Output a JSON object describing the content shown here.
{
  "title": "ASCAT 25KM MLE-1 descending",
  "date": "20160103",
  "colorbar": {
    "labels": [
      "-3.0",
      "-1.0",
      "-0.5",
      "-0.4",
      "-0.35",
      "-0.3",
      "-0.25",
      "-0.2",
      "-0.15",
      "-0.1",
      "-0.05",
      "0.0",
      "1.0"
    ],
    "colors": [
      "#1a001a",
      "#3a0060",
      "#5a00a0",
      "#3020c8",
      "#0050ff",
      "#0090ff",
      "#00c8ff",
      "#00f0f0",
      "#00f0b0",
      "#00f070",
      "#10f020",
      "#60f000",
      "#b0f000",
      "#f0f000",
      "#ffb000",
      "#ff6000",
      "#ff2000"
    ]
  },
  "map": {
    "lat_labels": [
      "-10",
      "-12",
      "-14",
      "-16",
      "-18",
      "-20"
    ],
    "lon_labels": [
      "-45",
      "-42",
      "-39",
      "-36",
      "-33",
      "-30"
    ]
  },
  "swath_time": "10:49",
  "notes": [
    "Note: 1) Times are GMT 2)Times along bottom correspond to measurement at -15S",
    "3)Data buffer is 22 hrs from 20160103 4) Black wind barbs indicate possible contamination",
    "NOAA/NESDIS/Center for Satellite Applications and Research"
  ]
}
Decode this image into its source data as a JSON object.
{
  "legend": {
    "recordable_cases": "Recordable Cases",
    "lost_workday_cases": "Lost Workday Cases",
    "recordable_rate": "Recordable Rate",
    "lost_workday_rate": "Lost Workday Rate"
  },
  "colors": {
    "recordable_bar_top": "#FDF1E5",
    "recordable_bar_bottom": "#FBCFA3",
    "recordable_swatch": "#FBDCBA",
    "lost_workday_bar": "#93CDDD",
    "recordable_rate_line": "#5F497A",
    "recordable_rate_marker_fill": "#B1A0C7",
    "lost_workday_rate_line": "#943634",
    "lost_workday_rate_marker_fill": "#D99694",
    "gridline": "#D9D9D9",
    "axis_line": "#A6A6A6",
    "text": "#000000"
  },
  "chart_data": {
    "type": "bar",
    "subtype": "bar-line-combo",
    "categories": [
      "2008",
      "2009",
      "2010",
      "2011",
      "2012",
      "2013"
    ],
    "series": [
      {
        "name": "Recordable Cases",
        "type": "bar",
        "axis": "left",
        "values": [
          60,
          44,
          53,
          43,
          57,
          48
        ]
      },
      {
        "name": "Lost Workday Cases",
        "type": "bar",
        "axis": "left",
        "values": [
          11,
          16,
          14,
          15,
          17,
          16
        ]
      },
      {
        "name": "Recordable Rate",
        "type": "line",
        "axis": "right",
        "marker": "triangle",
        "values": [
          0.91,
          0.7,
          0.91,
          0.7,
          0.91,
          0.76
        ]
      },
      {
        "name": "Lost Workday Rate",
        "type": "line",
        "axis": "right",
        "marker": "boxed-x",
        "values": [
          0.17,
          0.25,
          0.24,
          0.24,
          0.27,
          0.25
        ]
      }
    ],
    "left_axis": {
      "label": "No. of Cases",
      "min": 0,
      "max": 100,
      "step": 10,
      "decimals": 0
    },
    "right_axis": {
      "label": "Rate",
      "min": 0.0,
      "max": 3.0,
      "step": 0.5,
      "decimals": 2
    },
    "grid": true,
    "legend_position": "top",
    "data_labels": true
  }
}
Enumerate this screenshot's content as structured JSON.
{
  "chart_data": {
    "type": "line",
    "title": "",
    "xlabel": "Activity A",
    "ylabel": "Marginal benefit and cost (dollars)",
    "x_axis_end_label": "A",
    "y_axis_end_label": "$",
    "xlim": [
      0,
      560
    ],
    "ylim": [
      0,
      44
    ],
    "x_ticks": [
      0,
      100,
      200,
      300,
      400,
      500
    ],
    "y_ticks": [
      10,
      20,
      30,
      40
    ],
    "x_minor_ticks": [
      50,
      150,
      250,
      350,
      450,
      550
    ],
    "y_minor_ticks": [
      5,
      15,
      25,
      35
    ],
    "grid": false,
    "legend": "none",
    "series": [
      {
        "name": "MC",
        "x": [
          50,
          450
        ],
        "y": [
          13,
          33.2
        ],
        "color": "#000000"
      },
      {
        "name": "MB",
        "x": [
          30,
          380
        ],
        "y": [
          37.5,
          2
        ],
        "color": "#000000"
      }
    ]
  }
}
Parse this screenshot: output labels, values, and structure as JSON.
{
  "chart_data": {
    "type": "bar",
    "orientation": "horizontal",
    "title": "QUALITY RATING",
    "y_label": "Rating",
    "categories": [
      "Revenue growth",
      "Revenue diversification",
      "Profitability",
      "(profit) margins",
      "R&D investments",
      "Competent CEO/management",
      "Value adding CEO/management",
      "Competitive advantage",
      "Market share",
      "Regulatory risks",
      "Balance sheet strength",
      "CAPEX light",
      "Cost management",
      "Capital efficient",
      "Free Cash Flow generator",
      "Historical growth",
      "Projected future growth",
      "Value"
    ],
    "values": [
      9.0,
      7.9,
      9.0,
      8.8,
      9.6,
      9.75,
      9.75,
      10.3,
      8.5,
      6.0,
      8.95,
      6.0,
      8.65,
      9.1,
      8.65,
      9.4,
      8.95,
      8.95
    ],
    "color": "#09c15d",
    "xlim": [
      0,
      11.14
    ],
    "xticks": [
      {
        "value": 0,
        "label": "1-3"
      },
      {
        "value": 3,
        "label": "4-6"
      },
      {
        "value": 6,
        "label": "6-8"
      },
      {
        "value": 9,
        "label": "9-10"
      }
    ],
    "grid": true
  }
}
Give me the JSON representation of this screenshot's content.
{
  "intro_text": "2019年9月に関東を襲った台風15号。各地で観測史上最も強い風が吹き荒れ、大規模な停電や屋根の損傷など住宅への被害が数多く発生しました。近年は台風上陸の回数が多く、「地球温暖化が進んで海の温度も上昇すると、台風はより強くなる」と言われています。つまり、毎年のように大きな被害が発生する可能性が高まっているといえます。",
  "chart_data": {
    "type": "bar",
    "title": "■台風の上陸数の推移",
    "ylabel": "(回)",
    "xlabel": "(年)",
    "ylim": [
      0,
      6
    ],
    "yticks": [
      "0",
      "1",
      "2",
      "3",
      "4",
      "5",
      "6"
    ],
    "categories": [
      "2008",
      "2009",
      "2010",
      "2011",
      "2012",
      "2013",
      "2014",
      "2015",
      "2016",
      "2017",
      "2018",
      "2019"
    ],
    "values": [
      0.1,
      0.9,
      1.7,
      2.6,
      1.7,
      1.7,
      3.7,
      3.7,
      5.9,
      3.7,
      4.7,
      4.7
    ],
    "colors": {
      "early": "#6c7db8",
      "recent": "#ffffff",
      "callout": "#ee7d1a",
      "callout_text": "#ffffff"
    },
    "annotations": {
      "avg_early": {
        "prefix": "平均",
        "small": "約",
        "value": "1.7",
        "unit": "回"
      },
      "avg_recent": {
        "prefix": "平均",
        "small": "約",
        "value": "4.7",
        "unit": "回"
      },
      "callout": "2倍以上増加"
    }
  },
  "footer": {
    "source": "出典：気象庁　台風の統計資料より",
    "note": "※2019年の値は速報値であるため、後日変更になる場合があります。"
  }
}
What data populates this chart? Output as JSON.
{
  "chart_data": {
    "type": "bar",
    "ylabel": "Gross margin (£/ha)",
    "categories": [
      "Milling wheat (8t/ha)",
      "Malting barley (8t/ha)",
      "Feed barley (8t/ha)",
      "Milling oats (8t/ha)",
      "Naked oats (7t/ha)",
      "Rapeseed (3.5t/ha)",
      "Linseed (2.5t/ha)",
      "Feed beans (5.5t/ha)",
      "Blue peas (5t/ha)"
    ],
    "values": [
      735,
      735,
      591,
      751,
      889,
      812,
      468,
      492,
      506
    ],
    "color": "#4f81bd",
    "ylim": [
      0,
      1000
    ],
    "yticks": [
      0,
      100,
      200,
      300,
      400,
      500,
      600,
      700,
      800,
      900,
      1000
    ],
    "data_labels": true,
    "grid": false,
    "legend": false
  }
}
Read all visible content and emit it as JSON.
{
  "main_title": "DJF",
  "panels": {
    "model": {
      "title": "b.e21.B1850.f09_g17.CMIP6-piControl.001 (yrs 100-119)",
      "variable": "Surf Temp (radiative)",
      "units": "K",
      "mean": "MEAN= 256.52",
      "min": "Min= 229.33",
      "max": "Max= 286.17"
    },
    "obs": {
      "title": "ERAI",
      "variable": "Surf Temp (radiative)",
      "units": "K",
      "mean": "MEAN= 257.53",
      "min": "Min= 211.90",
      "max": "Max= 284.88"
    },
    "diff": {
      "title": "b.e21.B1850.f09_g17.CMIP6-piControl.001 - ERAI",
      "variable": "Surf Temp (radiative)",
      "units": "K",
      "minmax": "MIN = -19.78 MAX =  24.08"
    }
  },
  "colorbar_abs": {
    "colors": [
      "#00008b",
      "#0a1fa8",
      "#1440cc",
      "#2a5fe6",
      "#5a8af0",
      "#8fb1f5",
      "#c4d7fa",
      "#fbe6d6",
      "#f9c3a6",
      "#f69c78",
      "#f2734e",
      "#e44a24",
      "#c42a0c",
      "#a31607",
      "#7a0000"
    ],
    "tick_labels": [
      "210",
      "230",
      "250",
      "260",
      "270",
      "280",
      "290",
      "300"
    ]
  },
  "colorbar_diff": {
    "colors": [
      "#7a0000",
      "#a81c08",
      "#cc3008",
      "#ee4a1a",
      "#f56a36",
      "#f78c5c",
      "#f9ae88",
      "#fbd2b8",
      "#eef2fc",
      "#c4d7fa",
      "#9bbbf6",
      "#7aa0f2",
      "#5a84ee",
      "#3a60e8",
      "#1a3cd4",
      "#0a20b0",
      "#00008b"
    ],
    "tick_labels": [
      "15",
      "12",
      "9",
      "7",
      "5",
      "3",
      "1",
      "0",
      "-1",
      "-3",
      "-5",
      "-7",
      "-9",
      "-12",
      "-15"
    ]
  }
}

+---+

SET PROBLEM — Return a copy of every line that includes the word "growth".

WRITTEN SOLUTION —
      "Revenue growth",
      "Historical growth",
      "Projected future growth",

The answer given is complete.